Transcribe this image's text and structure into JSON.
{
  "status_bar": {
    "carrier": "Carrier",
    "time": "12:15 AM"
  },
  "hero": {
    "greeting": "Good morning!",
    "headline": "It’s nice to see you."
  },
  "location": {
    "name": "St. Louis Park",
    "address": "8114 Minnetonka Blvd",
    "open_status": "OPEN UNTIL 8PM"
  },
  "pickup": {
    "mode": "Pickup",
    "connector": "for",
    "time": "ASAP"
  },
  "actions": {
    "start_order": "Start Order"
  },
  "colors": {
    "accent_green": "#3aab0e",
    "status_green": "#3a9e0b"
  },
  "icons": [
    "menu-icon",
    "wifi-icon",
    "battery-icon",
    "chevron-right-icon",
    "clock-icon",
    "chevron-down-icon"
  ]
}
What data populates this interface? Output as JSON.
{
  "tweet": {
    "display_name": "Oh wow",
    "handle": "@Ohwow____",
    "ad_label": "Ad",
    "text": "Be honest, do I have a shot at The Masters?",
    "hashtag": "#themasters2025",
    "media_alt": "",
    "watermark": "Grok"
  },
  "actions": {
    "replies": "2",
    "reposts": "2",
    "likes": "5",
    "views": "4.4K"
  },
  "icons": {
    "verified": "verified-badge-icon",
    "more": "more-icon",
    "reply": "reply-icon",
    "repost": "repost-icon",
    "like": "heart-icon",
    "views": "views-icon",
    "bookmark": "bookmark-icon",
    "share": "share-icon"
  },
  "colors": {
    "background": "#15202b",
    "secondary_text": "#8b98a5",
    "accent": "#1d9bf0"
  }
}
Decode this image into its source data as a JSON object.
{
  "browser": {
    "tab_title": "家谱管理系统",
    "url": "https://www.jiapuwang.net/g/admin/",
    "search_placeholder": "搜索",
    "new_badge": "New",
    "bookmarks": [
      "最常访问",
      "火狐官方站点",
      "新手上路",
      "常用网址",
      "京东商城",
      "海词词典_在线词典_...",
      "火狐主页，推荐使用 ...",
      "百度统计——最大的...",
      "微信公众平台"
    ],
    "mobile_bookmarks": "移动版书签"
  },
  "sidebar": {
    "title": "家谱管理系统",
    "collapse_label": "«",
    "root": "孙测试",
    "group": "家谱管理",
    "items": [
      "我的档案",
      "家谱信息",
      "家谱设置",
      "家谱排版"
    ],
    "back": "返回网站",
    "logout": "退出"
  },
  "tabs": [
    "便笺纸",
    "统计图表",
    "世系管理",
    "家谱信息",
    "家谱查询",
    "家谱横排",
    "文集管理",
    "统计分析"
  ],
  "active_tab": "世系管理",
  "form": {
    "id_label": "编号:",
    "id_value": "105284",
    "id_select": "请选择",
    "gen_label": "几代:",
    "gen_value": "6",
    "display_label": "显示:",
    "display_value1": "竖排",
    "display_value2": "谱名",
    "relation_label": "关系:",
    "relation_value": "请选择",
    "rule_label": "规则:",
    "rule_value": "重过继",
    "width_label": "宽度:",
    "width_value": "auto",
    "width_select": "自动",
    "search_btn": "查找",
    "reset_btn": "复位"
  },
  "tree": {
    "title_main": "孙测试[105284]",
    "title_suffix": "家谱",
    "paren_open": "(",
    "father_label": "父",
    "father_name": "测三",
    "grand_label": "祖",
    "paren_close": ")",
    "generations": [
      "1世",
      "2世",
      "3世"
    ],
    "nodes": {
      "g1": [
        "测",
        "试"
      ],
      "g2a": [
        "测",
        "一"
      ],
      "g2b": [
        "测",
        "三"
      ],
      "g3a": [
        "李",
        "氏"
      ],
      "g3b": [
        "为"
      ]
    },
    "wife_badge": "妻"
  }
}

▶ AIM OF THE TASK
Give back the whole listing exactly as it reads.

▶ THE REPLY
Transcribe this image's text and structure into JSON.
{
  "status_bar": {
    "carrier": "Carrier",
    "time": "12:15 AM"
  },
  "hero": {
    "greeting": "Good morning!",
    "headline": "It’s nice to see you."
  },
  "location": {
    "name": "St. Louis Park",
    "address": "8114 Minnetonka Blvd",
    "open_status": "OPEN UNTIL 8PM"
  },
  "pickup": {
    "mode": "Pickup",
    "connector": "for",
    "time": "ASAP"
  },
  "actions": {
    "start_order": "Start Order"
  },
  "colors": {
    "accent_green": "#3aab0e",
    "status_green": "#3a9e0b"
  },
  "icons": [
    "menu-icon",
    "wifi-icon",
    "battery-icon",
    "chevron-right-icon",
    "clock-icon",
    "chevron-down-icon"
  ]
}
What data populates this interface? Output as JSON.
{
  "tweet": {
    "display_name": "Oh wow",
    "handle": "@Ohwow____",
    "ad_label": "Ad",
    "text": "Be honest, do I have a shot at The Masters?",
    "hashtag": "#themasters2025",
    "media_alt": "",
    "watermark": "Grok"
  },
  "actions": {
    "replies": "2",
    "reposts": "2",
    "likes": "5",
    "views": "4.4K"
  },
  "icons": {
    "verified": "verified-badge-icon",
    "more": "more-icon",
    "reply": "reply-icon",
    "repost": "repost-icon",
    "like": "heart-icon",
    "views": "views-icon",
    "bookmark": "bookmark-icon",
    "share": "share-icon"
  },
  "colors": {
    "background": "#15202b",
    "secondary_text": "#8b98a5",
    "accent": "#1d9bf0"
  }
}
Decode this image into its source data as a JSON object.
{
  "browser": {
    "tab_title": "家谱管理系统",
    "url": "https://www.jiapuwang.net/g/admin/",
    "search_placeholder": "搜索",
    "new_badge": "New",
    "bookmarks": [
      "最常访问",
      "火狐官方站点",
      "新手上路",
      "常用网址",
      "京东商城",
      "海词词典_在线词典_...",
      "火狐主页，推荐使用 ...",
      "百度统计——最大的...",
      "微信公众平台"
    ],
    "mobile_bookmarks": "移动版书签"
  },
  "sidebar": {
    "title": "家谱管理系统",
    "collapse_label": "«",
    "root": "孙测试",
    "group": "家谱管理",
    "items": [
      "我的档案",
      "家谱信息",
      "家谱设置",
      "家谱排版"
    ],
    "back": "返回网站",
    "logout": "退出"
  },
  "tabs": [
    "便笺纸",
    "统计图表",
    "世系管理",
    "家谱信息",
    "家谱查询",
    "家谱横排",
    "文集管理",
    "统计分析"
  ],
  "active_tab": "世系管理",
  "form": {
    "id_label": "编号:",
    "id_value": "105284",
    "id_select": "请选择",
    "gen_label": "几代:",
    "gen_value": "6",
    "display_label": "显示:",
    "display_value1": "竖排",
    "display_value2": "谱名",
    "relation_label": "关系:",
    "relation_value": "请选择",
    "rule_label": "规则:",
    "rule_value": "重过继",
    "width_label": "宽度:",
    "width_value": "auto",
    "width_select": "自动",
    "search_btn": "查找",
    "reset_btn": "复位"
  },
  "tree": {
    "title_main": "孙测试[105284]",
    "title_suffix": "家谱",
    "paren_open": "(",
    "father_label": "父",
    "father_name": "测三",
    "grand_label": "祖",
    "paren_close": ")",
    "generations": [
      "1世",
      "2世",
      "3世"
    ],
    "nodes": {
      "g1": [
        "测",
        "试"
      ],
      "g2a": [
        "测",
        "一"
      ],
      "g2b": [
        "测",
        "三"
      ],
      "g3a": [
        "李",
        "氏"
      ],
      "g3b": [
        "为"
      ]
    },
    "wife_badge": "妻"
  }
}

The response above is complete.